### CONSIGNE
Recopiez le passage de la critique du roman Katie Maguire compris entre « Près de Cobh, sur » et « officiel d'un cimetière. », inclus, en substituant « agriculteurs » à « fermiers ».

"Cnoc na Daoine Liath, la Colline des Êtres gris".

Je suis content de ne pas devoir prononcer ce titre, quant à la traduction, j'ai reprise celle du roman. C'est bien en Irlande que nous allons nous rendre pour le billet du jour, dans une petite ville portuaire du sud de l'île, Cobh. Un port dont le nom est inscrit dans l'histoire dramatique du XXe siècle et qui devient ici le cadre d'une histoire macabre possédant une dimension surnaturelle... Graham Masterton, auteur écossais, a vécu un temps à Cork, le chef-lieu du comté dans lequel se trouve Cobh, et c'est à ce moment qu'il a imaginé cette intrigue et le personnage qui allait devoir s'en charger. Ce personnage s'appelle Katie Maguire (qui est également le titre de ce roman, paru chez Bragelonne, réédité en poche l'an passé, dans la traduction de François Truchaud) et elle est la première femme à atteindre le grade de commissaire au sein de la police irlandaise. Une professionnelle compétente et respectée, dont la vie privée s'avère nettement plus chaotique. La voilà face à une enquête très étrange, qui aura bien des répercussions sur son existence...

Près de Cobh, sur une exploitation agricole, des fermiers font une découverte effroyable en creusant des fondations pour un nouveau bâtiment : des os. Des os humains, ça en a tout l'air, et en grande quantité. Très grande quantité, même... Manifestement, ce sont plusieurs personnes qu'on a enterrées là, et ce n'était certainement pas l'emplacement officiel d'un cimetière.
Pourrait-il s'agir d'un charnier de victimes de l'IRA, à qui on pense toujours en premier dans cette région quand il y a des morts ? Pour John Meagher, revenu des Etats-Unis un an plus tôt pour reprendre la ferme familial, sans grand succès, il faut le reconnaître, le coup est dur à encaisser. Et il ne voit qu'une solution : appeler la Garda (en fait Garda Siochana), la police irlandaise.

### LIGNES DE DONNÉES
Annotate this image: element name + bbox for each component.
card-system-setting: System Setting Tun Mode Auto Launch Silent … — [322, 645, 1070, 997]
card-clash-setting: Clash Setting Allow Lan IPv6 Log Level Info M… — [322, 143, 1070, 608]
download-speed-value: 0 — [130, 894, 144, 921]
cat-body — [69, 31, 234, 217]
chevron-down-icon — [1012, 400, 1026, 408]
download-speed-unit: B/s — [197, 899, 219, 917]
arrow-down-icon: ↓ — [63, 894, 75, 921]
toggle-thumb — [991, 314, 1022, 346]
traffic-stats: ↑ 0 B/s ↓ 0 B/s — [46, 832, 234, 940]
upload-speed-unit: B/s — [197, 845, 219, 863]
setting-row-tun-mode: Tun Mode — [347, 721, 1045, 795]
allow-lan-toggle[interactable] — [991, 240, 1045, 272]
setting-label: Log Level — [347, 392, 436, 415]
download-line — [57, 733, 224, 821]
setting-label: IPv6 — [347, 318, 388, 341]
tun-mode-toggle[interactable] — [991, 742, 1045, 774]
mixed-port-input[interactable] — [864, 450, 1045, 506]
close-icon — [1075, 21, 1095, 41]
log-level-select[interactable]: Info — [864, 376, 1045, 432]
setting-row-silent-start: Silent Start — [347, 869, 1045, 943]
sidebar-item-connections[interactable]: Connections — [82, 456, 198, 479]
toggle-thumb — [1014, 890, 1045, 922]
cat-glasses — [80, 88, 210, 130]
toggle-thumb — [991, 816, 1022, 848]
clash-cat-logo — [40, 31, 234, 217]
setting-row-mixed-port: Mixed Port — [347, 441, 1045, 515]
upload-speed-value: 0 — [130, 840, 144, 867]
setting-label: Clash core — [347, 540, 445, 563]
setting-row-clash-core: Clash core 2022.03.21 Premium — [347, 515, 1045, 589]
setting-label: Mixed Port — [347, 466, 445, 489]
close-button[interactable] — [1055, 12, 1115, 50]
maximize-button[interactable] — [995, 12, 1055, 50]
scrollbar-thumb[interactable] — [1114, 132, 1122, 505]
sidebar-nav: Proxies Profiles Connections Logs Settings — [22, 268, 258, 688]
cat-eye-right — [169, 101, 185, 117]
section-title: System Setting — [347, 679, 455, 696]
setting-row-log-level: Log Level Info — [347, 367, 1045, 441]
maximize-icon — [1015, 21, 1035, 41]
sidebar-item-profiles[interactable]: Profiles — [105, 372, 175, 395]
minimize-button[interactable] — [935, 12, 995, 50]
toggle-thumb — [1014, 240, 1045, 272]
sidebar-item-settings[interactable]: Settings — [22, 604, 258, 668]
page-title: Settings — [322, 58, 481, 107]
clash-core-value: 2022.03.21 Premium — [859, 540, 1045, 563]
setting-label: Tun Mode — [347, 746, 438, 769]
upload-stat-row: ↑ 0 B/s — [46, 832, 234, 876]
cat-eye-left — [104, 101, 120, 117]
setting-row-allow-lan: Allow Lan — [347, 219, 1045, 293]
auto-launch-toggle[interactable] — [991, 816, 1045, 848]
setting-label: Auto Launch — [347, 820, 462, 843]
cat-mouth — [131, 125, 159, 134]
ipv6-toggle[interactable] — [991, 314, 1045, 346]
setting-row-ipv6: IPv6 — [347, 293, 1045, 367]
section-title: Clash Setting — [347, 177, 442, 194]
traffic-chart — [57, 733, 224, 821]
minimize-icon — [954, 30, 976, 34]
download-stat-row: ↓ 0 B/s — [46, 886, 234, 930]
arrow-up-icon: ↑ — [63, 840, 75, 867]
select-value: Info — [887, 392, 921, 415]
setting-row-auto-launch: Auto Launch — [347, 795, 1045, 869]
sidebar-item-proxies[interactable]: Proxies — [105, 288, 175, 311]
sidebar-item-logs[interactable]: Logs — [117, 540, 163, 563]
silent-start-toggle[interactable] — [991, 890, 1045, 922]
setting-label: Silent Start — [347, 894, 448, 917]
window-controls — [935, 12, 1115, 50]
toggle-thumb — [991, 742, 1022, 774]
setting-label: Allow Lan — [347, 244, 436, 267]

### RÉPONSE RÉDIGÉE
Près de Cobh, sur une exploitation agricole, des agriculteurs font une découverte effroyable en creusant des fondations pour un nouveau bâtiment : des os. Des os humains, ça en a tout l'air, et en grande quantité. Très grande quantité, même... Manifestement, ce sont plusieurs personnes qu'on a enterrées là, et ce n'était certainement pas l'emplacement officiel d'un cimetière.